(Dataset records)
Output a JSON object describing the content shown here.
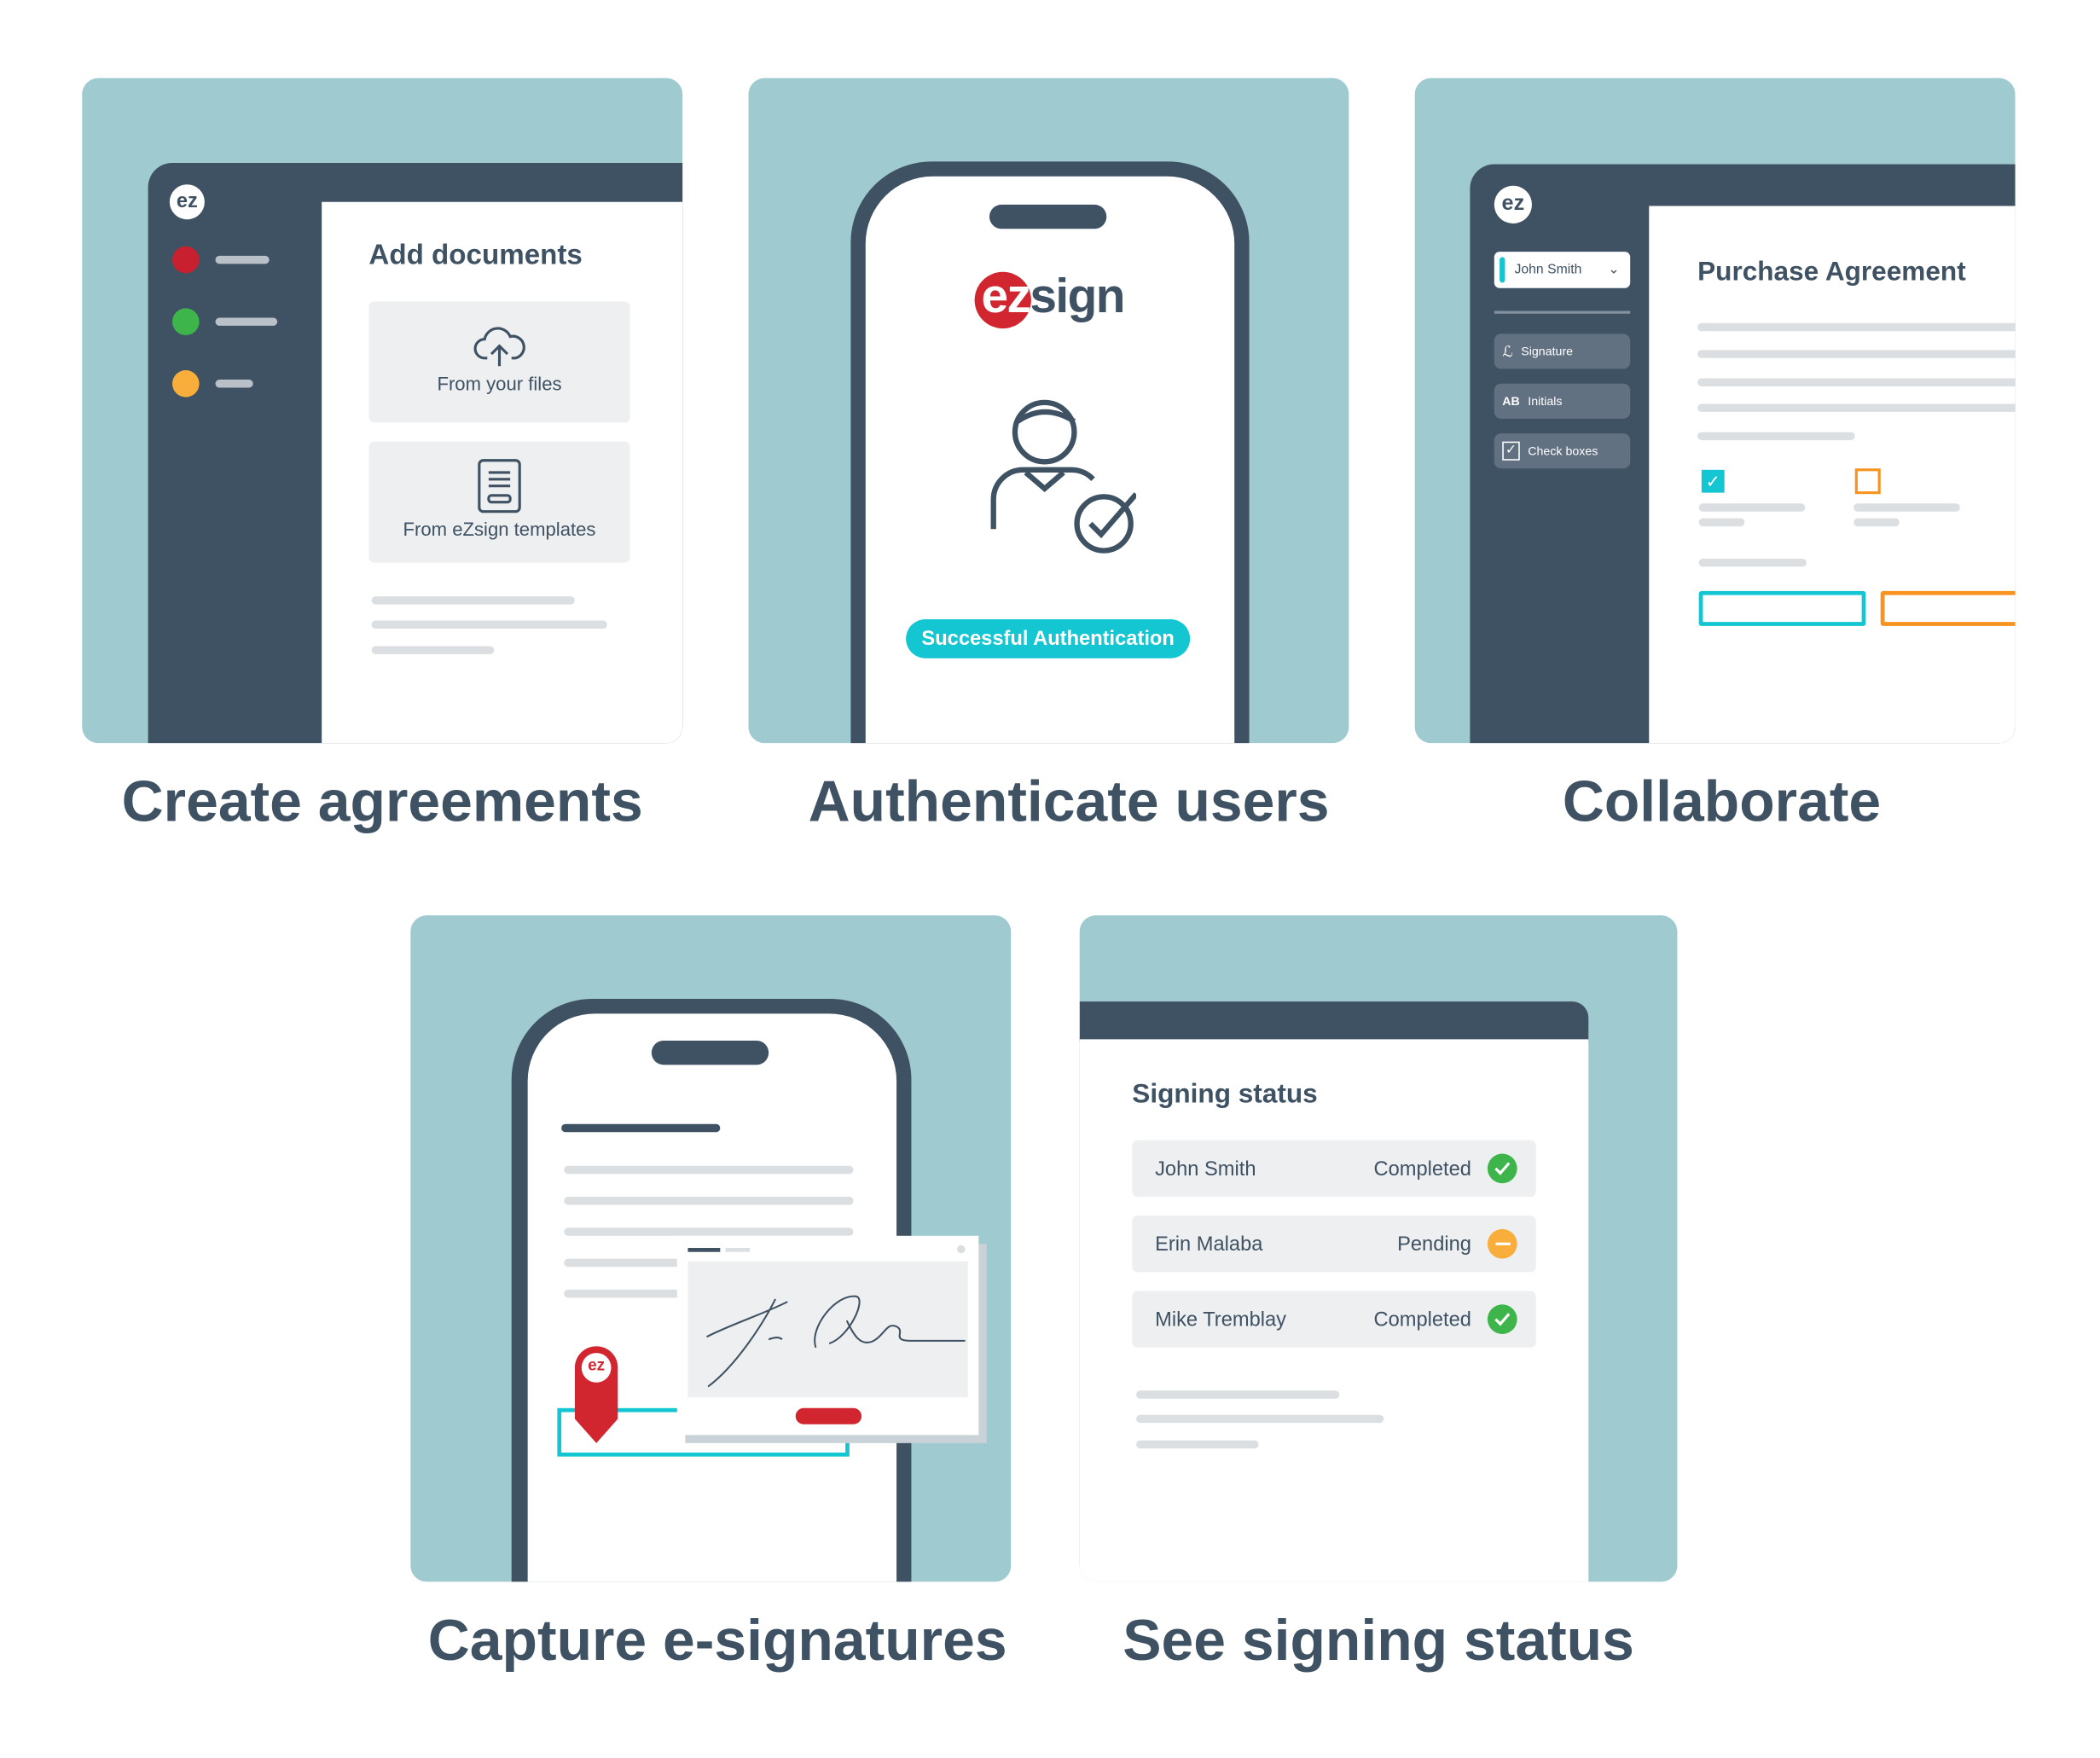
{
  "colors": {
    "teal_bg": "#9fcad0",
    "dark": "#3f5263",
    "accent": "#14c6d1",
    "orange": "#f7931e",
    "red": "#d12630",
    "green": "#3db54a",
    "amber": "#f9ae3b"
  },
  "panels": {
    "create": {
      "caption": "Create agreements",
      "title": "Add documents",
      "logo": "ez",
      "options": [
        {
          "label": "From your files",
          "icon": "cloud-upload-icon"
        },
        {
          "label": "From eZsign templates",
          "icon": "document-template-icon"
        }
      ]
    },
    "authenticate": {
      "caption": "Authenticate users",
      "logo": "ezsign",
      "button": "Successful Authentication",
      "icon": "user-check-icon"
    },
    "collaborate": {
      "caption": "Collaborate",
      "logo": "ez",
      "signer": "John Smith",
      "tools": [
        {
          "label": "Signature",
          "icon": "signature-icon"
        },
        {
          "label": "Initials",
          "icon": "AB"
        },
        {
          "label": "Check boxes",
          "icon": "checkbox-icon"
        }
      ],
      "title": "Purchase Agreement"
    },
    "capture": {
      "caption": "Capture e-signatures",
      "logo": "ez"
    },
    "status": {
      "caption": "See signing status",
      "title": "Signing status",
      "rows": [
        {
          "name": "John Smith",
          "status": "Completed",
          "state": "completed"
        },
        {
          "name": "Erin Malaba",
          "status": "Pending",
          "state": "pending"
        },
        {
          "name": "Mike Tremblay",
          "status": "Completed",
          "state": "completed"
        }
      ]
    }
  }
}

→ **THE TASK**
Quote each record exactly as it stands, minus the pictures.

→ **RESULT OF THE TASK**
Output a JSON object describing the content shown here.
{
  "colors": {
    "teal_bg": "#9fcad0",
    "dark": "#3f5263",
    "accent": "#14c6d1",
    "orange": "#f7931e",
    "red": "#d12630",
    "green": "#3db54a",
    "amber": "#f9ae3b"
  },
  "panels": {
    "create": {
      "caption": "Create agreements",
      "title": "Add documents",
      "logo": "ez",
      "options": [
        {
          "label": "From your files",
          "icon": "cloud-upload-icon"
        },
        {
          "label": "From eZsign templates",
          "icon": "document-template-icon"
        }
      ]
    },
    "authenticate": {
      "caption": "Authenticate users",
      "logo": "ezsign",
      "button": "Successful Authentication",
      "icon": "user-check-icon"
    },
    "collaborate": {
      "caption": "Collaborate",
      "logo": "ez",
      "signer": "John Smith",
      "tools": [
        {
          "label": "Signature",
          "icon": "signature-icon"
        },
        {
          "label": "Initials",
          "icon": "AB"
        },
        {
          "label": "Check boxes",
          "icon": "checkbox-icon"
        }
      ],
      "title": "Purchase Agreement"
    },
    "capture": {
      "caption": "Capture e-signatures",
      "logo": "ez"
    },
    "status": {
      "caption": "See signing status",
      "title": "Signing status",
      "rows": [
        {
          "name": "John Smith",
          "status": "Completed",
          "state": "completed"
        },
        {
          "name": "Erin Malaba",
          "status": "Pending",
          "state": "pending"
        },
        {
          "name": "Mike Tremblay",
          "status": "Completed",
          "state": "completed"
        }
      ]
    }
  }
}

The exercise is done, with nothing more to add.